# Required task:
Take the data that follows and retype it word for word.
* begin Data for this task *
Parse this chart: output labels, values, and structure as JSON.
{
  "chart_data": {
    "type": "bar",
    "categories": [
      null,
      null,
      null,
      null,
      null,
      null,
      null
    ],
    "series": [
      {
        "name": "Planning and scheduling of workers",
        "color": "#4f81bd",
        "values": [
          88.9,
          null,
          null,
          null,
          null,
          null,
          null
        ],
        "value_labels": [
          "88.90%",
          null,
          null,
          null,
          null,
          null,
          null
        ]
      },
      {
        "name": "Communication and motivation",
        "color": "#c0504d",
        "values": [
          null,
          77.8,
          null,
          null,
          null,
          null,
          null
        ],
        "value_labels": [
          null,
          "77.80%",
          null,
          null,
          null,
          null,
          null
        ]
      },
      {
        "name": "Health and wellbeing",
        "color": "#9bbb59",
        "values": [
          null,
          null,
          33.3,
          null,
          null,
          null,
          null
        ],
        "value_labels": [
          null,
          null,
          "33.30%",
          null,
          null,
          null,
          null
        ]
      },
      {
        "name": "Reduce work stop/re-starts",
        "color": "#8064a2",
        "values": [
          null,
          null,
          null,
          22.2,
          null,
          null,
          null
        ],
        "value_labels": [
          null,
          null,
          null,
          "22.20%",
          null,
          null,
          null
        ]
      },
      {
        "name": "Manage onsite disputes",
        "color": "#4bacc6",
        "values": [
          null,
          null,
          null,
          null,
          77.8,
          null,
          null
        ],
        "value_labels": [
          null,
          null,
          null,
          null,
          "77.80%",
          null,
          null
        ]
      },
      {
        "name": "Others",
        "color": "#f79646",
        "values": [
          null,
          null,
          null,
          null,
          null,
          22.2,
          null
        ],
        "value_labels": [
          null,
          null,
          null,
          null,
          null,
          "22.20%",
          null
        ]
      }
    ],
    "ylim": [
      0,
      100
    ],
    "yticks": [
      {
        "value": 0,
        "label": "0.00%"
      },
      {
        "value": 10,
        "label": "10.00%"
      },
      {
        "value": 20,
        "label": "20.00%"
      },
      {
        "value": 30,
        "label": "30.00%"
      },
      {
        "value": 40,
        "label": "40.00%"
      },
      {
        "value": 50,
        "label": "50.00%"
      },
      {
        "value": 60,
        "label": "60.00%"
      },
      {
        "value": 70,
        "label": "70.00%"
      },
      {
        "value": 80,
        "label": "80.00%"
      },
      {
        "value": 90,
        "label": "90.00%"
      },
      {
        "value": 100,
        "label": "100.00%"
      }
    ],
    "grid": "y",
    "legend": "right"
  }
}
* end Data for this task *
# Final answer:
Parse this chart: output labels, values, and structure as JSON.
{
  "chart_data": {
    "type": "bar",
    "categories": [
      null,
      null,
      null,
      null,
      null,
      null,
      null
    ],
    "series": [
      {
        "name": "Planning and scheduling of workers",
        "color": "#4f81bd",
        "values": [
          88.9,
          null,
          null,
          null,
          null,
          null,
          null
        ],
        "value_labels": [
          "88.90%",
          null,
          null,
          null,
          null,
          null,
          null
        ]
      },
      {
        "name": "Communication and motivation",
        "color": "#c0504d",
        "values": [
          null,
          77.8,
          null,
          null,
          null,
          null,
          null
        ],
        "value_labels": [
          null,
          "77.80%",
          null,
          null,
          null,
          null,
          null
        ]
      },
      {
        "name": "Health and wellbeing",
        "color": "#9bbb59",
        "values": [
          null,
          null,
          33.3,
          null,
          null,
          null,
          null
        ],
        "value_labels": [
          null,
          null,
          "33.30%",
          null,
          null,
          null,
          null
        ]
      },
      {
        "name": "Reduce work stop/re-starts",
        "color": "#8064a2",
        "values": [
          null,
          null,
          null,
          22.2,
          null,
          null,
          null
        ],
        "value_labels": [
          null,
          null,
          null,
          "22.20%",
          null,
          null,
          null
        ]
      },
      {
        "name": "Manage onsite disputes",
        "color": "#4bacc6",
        "values": [
          null,
          null,
          null,
          null,
          77.8,
          null,
          null
        ],
        "value_labels": [
          null,
          null,
          null,
          null,
          "77.80%",
          null,
          null
        ]
      },
      {
        "name": "Others",
        "color": "#f79646",
        "values": [
          null,
          null,
          null,
          null,
          null,
          22.2,
          null
        ],
        "value_labels": [
          null,
          null,
          null,
          null,
          null,
          "22.20%",
          null
        ]
      }
    ],
    "ylim": [
      0,
      100
    ],
    "yticks": [
      {
        "value": 0,
        "label": "0.00%"
      },
      {
        "value": 10,
        "label": "10.00%"
      },
      {
        "value": 20,
        "label": "20.00%"
      },
      {
        "value": 30,
        "label": "30.00%"
      },
      {
        "value": 40,
        "label": "40.00%"
      },
      {
        "value": 50,
        "label": "50.00%"
      },
      {
        "value": 60,
        "label": "60.00%"
      },
      {
        "value": 70,
        "label": "70.00%"
      },
      {
        "value": 80,
        "label": "80.00%"
      },
      {
        "value": 90,
        "label": "90.00%"
      },
      {
        "value": 100,
        "label": "100.00%"
      }
    ],
    "grid": "y",
    "legend": "right"
  }
}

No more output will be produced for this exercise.